▶ What needs to be done
Reproduce the records verbatim, beginning at their first line and stopping after the line that contains "read-more-button[interactable]: Read More [195,722,338,772]".

— start of Records to process —

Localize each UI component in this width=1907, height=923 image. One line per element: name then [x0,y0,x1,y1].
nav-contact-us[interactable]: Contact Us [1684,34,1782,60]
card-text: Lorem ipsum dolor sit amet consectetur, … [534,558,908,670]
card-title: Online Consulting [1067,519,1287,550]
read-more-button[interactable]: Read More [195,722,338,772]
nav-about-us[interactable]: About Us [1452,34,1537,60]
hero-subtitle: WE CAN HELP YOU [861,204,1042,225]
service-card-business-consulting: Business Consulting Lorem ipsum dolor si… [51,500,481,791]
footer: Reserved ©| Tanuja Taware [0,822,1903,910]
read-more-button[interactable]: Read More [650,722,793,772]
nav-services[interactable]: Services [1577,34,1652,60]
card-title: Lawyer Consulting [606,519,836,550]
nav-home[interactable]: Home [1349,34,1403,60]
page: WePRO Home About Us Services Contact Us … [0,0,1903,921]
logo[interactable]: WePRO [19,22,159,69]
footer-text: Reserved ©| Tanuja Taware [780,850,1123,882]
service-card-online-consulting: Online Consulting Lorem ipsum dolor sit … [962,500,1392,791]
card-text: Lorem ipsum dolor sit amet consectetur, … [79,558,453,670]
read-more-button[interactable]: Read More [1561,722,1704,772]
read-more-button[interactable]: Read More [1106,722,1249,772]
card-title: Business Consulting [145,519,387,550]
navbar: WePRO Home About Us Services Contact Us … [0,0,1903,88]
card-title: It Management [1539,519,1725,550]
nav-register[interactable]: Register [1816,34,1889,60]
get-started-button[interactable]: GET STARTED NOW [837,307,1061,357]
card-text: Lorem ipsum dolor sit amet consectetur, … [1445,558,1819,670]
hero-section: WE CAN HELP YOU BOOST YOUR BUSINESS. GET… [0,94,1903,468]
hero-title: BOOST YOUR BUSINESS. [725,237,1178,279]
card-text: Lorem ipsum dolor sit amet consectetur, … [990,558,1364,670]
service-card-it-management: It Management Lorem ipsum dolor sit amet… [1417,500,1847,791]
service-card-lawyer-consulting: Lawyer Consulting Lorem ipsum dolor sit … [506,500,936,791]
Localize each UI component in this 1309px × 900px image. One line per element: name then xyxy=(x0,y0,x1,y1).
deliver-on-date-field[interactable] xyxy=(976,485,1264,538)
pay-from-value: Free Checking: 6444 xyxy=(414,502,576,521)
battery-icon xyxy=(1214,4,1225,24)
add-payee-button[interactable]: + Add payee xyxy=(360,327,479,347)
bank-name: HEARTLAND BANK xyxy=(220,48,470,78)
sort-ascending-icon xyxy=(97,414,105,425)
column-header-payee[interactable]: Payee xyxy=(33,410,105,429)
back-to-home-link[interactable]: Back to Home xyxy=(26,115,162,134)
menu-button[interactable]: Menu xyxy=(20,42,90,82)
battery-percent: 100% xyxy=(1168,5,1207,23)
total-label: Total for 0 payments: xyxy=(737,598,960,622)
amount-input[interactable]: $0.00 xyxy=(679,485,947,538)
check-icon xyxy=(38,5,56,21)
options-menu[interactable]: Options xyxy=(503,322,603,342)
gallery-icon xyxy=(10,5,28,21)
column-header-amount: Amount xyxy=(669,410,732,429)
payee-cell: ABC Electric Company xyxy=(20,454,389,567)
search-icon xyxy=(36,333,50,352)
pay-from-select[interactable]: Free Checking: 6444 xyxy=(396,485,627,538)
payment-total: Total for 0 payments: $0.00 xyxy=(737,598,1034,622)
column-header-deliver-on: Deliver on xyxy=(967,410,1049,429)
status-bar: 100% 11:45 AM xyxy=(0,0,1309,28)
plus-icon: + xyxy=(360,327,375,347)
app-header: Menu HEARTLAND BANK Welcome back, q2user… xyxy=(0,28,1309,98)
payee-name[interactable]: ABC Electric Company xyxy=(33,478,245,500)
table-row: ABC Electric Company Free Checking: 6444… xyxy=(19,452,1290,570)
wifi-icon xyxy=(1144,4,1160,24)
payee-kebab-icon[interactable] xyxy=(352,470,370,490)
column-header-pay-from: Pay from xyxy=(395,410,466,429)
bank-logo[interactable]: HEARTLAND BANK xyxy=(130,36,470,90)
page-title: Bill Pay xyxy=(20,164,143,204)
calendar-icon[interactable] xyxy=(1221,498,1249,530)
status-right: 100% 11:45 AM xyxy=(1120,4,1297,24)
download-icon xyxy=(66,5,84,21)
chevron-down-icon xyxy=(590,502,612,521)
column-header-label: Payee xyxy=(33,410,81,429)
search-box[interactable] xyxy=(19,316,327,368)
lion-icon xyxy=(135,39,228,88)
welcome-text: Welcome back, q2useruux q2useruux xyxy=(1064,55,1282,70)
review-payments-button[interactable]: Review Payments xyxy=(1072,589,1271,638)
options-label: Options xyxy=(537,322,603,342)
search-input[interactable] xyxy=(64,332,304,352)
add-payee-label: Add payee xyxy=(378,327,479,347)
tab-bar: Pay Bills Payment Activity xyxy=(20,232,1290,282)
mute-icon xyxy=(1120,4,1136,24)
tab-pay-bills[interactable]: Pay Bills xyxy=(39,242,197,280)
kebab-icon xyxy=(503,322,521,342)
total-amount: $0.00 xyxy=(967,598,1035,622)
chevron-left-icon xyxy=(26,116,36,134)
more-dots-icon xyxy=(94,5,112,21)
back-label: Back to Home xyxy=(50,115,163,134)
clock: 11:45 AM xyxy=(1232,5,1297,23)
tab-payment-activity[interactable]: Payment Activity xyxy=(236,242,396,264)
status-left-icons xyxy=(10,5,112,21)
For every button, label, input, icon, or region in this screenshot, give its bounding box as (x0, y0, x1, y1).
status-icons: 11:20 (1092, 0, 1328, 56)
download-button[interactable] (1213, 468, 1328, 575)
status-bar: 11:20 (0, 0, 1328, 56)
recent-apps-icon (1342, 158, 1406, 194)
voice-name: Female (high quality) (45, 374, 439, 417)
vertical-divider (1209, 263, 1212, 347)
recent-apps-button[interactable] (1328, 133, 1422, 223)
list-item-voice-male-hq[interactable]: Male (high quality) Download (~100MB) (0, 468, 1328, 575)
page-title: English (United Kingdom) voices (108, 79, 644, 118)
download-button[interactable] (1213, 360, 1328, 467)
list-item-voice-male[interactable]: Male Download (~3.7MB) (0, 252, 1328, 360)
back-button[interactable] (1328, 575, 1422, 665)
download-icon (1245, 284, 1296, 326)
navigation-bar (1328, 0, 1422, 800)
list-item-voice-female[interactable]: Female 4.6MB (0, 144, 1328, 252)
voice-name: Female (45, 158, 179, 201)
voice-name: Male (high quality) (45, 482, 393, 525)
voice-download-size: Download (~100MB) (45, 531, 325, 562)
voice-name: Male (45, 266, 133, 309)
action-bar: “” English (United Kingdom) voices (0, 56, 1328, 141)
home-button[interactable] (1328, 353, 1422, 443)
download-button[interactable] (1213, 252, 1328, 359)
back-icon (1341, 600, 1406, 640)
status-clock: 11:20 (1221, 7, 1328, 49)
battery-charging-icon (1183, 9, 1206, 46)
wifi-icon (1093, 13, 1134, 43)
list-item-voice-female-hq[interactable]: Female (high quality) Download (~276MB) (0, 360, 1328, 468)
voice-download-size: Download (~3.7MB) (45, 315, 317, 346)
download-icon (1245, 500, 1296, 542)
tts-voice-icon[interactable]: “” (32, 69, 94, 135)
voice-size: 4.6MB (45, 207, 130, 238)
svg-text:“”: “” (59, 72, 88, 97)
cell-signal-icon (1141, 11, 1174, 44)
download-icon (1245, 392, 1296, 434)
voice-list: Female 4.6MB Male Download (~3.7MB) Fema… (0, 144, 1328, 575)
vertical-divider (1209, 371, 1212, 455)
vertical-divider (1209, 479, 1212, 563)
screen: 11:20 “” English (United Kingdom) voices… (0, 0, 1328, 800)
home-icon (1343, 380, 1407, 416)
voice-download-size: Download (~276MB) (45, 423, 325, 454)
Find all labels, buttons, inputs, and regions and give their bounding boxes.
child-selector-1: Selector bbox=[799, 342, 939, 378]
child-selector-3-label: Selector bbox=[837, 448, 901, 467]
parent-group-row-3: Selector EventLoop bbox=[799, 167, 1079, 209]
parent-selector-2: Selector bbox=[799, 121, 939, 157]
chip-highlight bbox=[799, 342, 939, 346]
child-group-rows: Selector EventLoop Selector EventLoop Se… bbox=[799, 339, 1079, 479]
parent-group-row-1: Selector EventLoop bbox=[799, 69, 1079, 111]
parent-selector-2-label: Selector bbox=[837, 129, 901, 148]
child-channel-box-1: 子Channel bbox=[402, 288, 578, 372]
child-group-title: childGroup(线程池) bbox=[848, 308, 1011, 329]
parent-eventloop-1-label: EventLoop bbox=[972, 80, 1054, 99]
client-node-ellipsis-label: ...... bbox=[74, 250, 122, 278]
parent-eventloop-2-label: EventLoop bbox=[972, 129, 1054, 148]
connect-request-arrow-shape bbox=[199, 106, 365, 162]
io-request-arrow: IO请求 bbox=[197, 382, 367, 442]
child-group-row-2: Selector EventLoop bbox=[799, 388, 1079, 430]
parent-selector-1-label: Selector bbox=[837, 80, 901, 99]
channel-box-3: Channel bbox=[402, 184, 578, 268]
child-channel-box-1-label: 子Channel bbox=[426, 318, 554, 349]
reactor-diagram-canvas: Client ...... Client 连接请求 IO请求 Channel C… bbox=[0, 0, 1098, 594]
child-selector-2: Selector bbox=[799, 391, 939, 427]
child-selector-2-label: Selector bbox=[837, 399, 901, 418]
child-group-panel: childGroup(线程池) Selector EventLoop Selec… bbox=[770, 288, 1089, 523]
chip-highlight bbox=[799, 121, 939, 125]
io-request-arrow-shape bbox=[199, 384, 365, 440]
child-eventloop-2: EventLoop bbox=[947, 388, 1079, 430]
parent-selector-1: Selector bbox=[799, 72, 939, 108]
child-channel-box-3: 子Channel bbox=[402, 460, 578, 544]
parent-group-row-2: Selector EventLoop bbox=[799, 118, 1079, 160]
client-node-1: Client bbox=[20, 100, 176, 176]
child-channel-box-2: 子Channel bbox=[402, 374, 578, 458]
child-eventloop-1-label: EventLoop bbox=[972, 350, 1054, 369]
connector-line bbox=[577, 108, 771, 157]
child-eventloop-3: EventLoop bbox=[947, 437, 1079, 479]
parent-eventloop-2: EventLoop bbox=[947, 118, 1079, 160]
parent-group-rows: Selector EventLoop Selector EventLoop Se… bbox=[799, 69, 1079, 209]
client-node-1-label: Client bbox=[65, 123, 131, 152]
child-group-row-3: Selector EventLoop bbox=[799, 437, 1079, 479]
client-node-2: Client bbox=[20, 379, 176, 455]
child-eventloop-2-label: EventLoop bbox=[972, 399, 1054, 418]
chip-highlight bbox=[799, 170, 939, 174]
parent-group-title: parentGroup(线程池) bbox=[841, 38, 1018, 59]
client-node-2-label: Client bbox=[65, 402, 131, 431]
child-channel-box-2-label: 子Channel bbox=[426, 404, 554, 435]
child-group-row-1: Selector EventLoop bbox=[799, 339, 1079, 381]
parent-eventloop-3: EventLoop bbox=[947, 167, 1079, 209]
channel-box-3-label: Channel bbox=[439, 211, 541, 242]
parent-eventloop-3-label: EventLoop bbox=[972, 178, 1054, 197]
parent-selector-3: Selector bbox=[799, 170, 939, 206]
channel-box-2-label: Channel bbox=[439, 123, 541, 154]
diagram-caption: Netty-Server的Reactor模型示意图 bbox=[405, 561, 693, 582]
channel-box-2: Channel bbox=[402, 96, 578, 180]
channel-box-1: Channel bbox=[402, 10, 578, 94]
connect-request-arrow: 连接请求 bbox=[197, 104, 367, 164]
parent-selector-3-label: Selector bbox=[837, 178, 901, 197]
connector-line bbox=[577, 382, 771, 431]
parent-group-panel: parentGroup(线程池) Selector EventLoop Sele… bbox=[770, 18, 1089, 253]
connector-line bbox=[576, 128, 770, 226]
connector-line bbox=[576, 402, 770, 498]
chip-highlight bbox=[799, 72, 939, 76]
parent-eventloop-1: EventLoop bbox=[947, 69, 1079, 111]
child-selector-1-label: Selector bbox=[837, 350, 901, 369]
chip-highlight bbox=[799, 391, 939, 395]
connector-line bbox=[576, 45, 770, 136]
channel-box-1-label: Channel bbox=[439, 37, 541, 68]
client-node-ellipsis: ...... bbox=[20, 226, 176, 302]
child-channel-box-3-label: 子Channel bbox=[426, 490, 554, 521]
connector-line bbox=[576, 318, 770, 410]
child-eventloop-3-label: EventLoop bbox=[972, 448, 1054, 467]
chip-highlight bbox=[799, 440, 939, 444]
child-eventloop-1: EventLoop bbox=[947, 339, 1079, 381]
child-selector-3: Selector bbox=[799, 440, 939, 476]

— end of Records to process —

▶ Exercise answer
Localize each UI component in this width=1907, height=923 image. One line per element: name then [x0,y0,x1,y1].
nav-contact-us[interactable]: Contact Us [1684,34,1782,60]
card-text: Lorem ipsum dolor sit amet consectetur, … [534,558,908,670]
card-title: Online Consulting [1067,519,1287,550]
read-more-button[interactable]: Read More [195,722,338,772]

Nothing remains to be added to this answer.